What Hotels Can Learn About the Guest Experience From Starbucks
February 27, 2019 1:46pm
By Larry Mogelonsky, MBA, P. Eng. (www.hotelmogel.com)
Starbucks has thousands of outlets. Nowadays if you find yourself in nearly a major city center anywhere in the world, you’re never more than a few blocks away from your next americano.
The long-term and strategic vision for Starbucks may surprise you, though. It’s not just about coffee and compelling you to consume every ounce of caffeine exclusively from them; it’s about the culture. There have been several books written about the brand and their business approach. True, there are issues and growing pains, as there are for any corporation of this size and stature. Let’s set those aside for a moment, as well as any personal beverage preferences that you might have, and let’s focus on the vision.
Start by looking at Starbucks purely as a brand. The logo is easy to identify and reinforced through multiple vectors, while the product is consistent and, for the most part, decent. Moreover, part of the product also includes each outlet’s atmosphere which are comfortable and have free WiFi to thereby encourage a social environment that caters to every age group.

━━━

▶ [TASK SET]:
1 > Copy the passage of the Starbucks and hotels article from "What Hotels Can" to "on the vision." word for word.
2 > Resume the Starbucks and hotels article after its final sentence, keeping the same voice and line of argument.

▶ [STORED DATA]:
━━━

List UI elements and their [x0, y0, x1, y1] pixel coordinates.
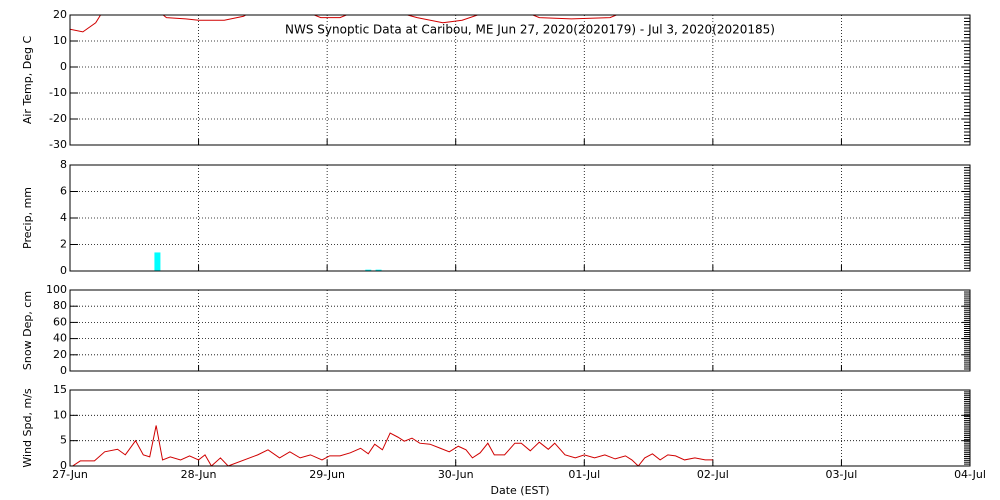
y-tick-label: 5 — [60, 434, 67, 447]
data — [154, 252, 382, 271]
panel: 0 20 40 60 80 100 Snow Dep, cm — [21, 283, 971, 377]
y-tick-label: 15 — [53, 383, 67, 396]
y-tick-label: 6 — [60, 185, 67, 198]
y-tick-label: 20 — [53, 348, 67, 361]
y-axis-label: Wind Spd, m/s — [21, 388, 34, 468]
chart-title: NWS Synoptic Data at Caribou, ME Jun 27,… — [285, 23, 775, 37]
y-tick-label: 0 — [60, 264, 67, 277]
y-tick-label: 80 — [53, 299, 67, 312]
bar — [365, 269, 372, 271]
data — [72, 425, 713, 466]
y-tick-label: 0 — [60, 459, 67, 472]
y-axis-label: Air Temp, Deg C — [21, 36, 34, 125]
panel-frame — [69, 164, 971, 272]
x-tick-label: 04-Jul — [954, 468, 986, 481]
panel-frame — [69, 389, 971, 467]
x-axis-label: Date (EST) — [490, 484, 549, 497]
x-tick-label: 28-Jun — [181, 468, 217, 481]
bar — [154, 252, 161, 271]
x-tick-label: 27-Jun — [52, 468, 88, 481]
panel-frame — [69, 289, 971, 372]
y-tick-label: 20 — [53, 8, 67, 21]
data-line — [70, 15, 618, 33]
y-tick-label: -20 — [49, 112, 67, 125]
panel: -30 -20 -10 0 10 20 Air Temp, Deg C NWS Synopti… — [21, 8, 971, 151]
y-tick-label: 100 — [46, 283, 67, 296]
panel: 0 5 10 15 27-Jun 28-Jun 29-Jun 30-Jun 01-Jul 02-J… — [21, 383, 986, 497]
y-tick-label: 8 — [60, 158, 67, 171]
x-tick-label: 03-Jul — [825, 468, 857, 481]
y-tick-label: 0 — [60, 364, 67, 377]
x-tick-label: 29-Jun — [309, 468, 345, 481]
y-tick-label: -30 — [49, 138, 67, 151]
y-axis-label: Precip, mm — [21, 187, 34, 249]
y-tick-label: 40 — [53, 332, 67, 345]
x-tick-label: 02-Jul — [697, 468, 729, 481]
y-tick-label: 10 — [53, 34, 67, 47]
bar — [375, 269, 382, 271]
x-tick-label: 01-Jul — [568, 468, 600, 481]
y-tick-label: 0 — [60, 60, 67, 73]
y-tick-label: 10 — [53, 408, 67, 421]
data-line — [72, 425, 713, 466]
x-tick-label: 30-Jun — [438, 468, 474, 481]
y-axis-label: Snow Dep, cm — [21, 291, 34, 370]
y-tick-label: -10 — [49, 86, 67, 99]
y-tick-label: 4 — [60, 211, 67, 224]
y-tick-label: 2 — [60, 238, 67, 251]
data — [70, 15, 618, 33]
panel-frame — [69, 14, 971, 146]
y-tick-label: 60 — [53, 315, 67, 328]
panel: 0 2 4 6 8 Precip, mm — [21, 158, 971, 277]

━━━

▶ [RESPONSES TO THE EXERCISE]:
1 >
What Hotels Can Learn About the Guest Experience From Starbucks
February 27, 2019 1:46pm
By Larry Mogelonsky, MBA, P. Eng. (www.hotelmogel.com)
Starbucks has thousands of outlets. Nowadays if you find yourself in nearly a major city center anywhere in the world, you’re never more than a few blocks away from your next americano.
The long-term and strategic vision for Starbucks may surprise you, though. It’s not just about coffee and compelling you to consume every ounce of caffeine exclusively from them; it’s about the culture. There have been several books written about the brand and their business approach. True, there are issues and growing pains, as there are for any corporation of this size and stature. Let’s set those aside for a moment, as well as any personal beverage preferences that you might have, and let’s focus on the vision.

2 >
How about this apply to your property? Firstly, it’s not just about the guestrooms, which you can compare to Starbucks coffee. Of course, these should be top-of-class with good variety and some unique offerings, but more importantly you should ask how your vision for the hotel will foster a great culture? And don’t let having only one outlet – versus thousands for Starbucks or a major hotel chain – deter you from approaching this question. In fact, this will make the task ahead far easier as the ship you’re trying to steer isn’t the Titanic.
Culture starts with the concept of a sense of place. Think of your lobby as a living room. Encourage guests as well as locals to linger, to check their phones, to chat, to grab a drink, to explore, to enjoy the furnishings, to interact with staff. How are you going to get visitors to sit for a moment and thumb through emails if you don’t offer free WiFi with clear signage? How are you going to stimulate conversation with readily access coffee and beverage services? Alcohol consumption isn’t critical to this – and it may not be feasible with your local laws – but refreshments of any kind will always help.
An example of sheer brilliance in this area is the Library Hotel Collection. Visit any of their four New York City properties and you’ll see this ‘living room concept’ in action. They go even further with complimentary food throughout the day. It’s this community approach where ‘mi casa es su casa’ helps to not only promote casual meetings in their public areas, but also interactions between disparate groups of guests.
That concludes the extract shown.